Structured figure records:
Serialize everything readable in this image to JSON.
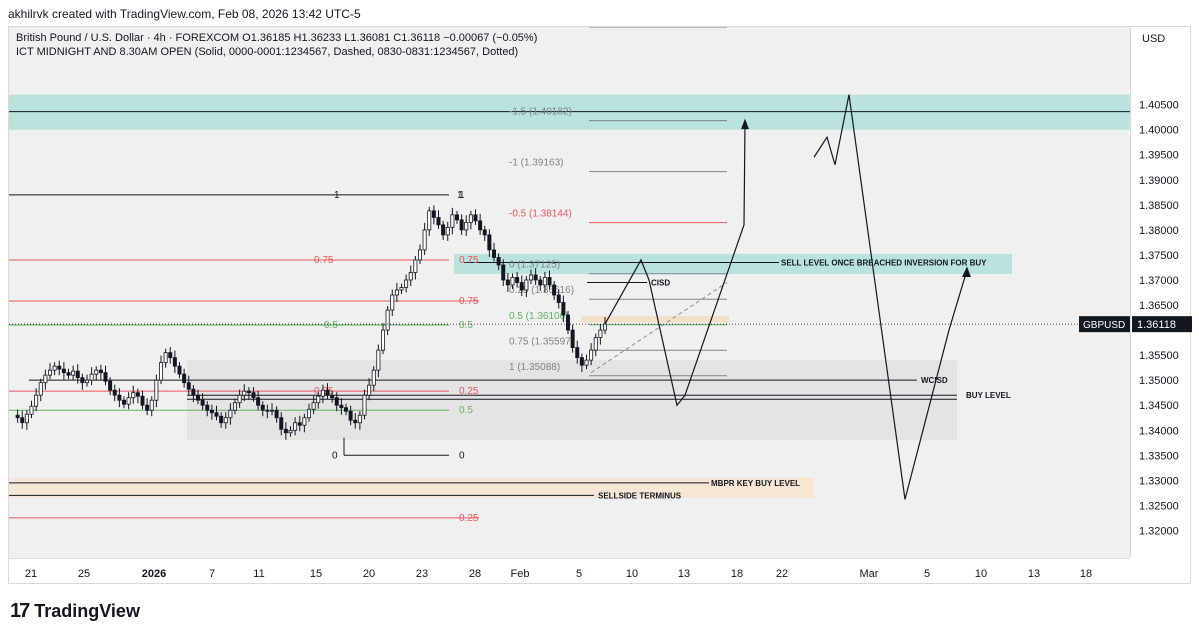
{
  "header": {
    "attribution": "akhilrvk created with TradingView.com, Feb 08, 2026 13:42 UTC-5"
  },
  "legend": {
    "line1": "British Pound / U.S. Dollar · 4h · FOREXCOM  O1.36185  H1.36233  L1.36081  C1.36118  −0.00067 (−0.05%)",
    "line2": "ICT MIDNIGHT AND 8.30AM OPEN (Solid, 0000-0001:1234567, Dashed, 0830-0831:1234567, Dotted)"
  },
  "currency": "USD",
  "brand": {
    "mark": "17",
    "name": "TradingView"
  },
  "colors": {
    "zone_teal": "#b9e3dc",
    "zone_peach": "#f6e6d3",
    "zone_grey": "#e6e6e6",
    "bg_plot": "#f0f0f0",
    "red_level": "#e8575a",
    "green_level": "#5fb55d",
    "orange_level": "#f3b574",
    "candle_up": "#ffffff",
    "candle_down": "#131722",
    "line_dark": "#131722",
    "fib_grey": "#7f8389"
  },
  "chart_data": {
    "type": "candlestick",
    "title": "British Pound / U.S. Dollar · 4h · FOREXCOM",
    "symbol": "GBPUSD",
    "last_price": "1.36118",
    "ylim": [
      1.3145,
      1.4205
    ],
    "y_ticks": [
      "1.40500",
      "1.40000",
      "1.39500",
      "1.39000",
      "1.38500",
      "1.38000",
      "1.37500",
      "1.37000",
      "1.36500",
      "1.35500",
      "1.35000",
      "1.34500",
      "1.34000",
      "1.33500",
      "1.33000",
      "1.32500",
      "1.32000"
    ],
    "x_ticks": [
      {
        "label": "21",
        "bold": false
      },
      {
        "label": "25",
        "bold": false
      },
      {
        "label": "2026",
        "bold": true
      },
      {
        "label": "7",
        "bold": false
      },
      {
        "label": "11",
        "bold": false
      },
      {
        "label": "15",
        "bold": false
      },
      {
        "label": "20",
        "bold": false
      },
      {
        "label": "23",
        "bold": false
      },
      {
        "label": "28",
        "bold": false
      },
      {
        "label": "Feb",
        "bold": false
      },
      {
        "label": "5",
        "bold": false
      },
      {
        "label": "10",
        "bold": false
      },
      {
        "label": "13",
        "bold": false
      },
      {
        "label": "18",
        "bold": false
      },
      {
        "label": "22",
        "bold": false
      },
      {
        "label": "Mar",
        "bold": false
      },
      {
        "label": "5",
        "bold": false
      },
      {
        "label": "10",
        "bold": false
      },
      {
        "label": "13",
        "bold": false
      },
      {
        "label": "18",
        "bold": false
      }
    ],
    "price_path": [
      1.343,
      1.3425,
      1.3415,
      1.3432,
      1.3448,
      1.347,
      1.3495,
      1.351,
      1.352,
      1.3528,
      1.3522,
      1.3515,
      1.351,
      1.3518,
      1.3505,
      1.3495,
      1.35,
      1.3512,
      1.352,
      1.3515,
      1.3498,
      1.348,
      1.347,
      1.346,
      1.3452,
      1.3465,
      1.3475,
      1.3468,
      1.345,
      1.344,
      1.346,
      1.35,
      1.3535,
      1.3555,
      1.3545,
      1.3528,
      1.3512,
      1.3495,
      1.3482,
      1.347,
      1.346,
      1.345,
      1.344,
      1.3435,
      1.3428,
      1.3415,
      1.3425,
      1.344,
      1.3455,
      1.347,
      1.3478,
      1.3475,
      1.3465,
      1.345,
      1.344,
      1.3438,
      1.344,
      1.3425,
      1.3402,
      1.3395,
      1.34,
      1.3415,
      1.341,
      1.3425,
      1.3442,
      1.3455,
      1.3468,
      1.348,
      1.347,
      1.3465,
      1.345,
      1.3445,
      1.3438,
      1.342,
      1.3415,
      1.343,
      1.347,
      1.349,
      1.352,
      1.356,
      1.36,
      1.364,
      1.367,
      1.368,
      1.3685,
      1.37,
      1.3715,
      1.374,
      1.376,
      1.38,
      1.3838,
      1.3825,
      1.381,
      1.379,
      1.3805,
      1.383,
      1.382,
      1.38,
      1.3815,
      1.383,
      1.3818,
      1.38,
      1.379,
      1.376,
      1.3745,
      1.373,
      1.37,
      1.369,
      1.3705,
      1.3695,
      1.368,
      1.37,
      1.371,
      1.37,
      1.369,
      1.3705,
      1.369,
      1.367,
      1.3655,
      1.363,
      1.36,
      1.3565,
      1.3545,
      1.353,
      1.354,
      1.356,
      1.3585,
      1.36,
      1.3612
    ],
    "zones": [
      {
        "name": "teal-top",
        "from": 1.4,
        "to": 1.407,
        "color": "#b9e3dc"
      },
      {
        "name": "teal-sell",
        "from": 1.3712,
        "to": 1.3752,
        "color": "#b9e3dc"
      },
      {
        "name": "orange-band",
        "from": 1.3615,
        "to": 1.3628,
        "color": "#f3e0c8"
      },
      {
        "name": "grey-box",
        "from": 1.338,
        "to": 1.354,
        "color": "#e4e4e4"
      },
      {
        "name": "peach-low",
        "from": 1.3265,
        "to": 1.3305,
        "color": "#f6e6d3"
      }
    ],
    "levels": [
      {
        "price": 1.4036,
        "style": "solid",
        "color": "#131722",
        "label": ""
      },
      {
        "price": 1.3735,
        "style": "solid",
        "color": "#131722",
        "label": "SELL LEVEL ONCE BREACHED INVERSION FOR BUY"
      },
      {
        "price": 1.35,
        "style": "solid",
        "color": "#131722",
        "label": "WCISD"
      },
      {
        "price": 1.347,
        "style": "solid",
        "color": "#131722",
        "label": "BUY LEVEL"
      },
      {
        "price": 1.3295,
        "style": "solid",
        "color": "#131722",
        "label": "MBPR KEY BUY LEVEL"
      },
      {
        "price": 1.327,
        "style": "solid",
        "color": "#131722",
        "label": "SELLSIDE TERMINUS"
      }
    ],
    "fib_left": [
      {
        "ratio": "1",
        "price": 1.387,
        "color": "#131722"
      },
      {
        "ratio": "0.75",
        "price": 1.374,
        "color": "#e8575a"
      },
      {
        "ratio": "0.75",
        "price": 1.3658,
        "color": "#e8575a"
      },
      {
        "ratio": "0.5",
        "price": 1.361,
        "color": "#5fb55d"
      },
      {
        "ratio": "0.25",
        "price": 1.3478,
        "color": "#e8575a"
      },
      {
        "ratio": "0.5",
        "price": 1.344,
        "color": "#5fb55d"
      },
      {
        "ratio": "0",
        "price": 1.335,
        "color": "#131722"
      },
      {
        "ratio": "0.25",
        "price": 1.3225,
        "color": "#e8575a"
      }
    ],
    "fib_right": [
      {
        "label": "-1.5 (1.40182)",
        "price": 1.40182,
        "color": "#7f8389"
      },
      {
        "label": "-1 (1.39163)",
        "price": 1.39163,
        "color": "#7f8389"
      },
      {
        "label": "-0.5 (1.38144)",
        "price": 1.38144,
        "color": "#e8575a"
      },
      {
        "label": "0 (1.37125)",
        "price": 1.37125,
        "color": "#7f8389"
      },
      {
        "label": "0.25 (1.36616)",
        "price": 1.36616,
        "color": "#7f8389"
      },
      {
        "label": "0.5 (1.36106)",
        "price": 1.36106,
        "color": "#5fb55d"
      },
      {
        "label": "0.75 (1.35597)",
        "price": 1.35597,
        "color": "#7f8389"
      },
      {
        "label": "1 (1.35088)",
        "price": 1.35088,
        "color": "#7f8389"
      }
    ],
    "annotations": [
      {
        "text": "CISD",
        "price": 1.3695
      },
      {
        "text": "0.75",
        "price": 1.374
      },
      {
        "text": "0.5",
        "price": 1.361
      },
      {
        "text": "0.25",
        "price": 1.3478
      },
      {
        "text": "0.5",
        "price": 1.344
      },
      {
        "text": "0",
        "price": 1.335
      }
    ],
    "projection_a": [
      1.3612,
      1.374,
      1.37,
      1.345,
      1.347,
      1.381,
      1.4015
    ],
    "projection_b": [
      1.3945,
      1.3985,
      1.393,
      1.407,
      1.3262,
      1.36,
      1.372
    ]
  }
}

*Set task*:
A number is the only answer here: how many lines of the material above contain "name"?

*Full response*:
6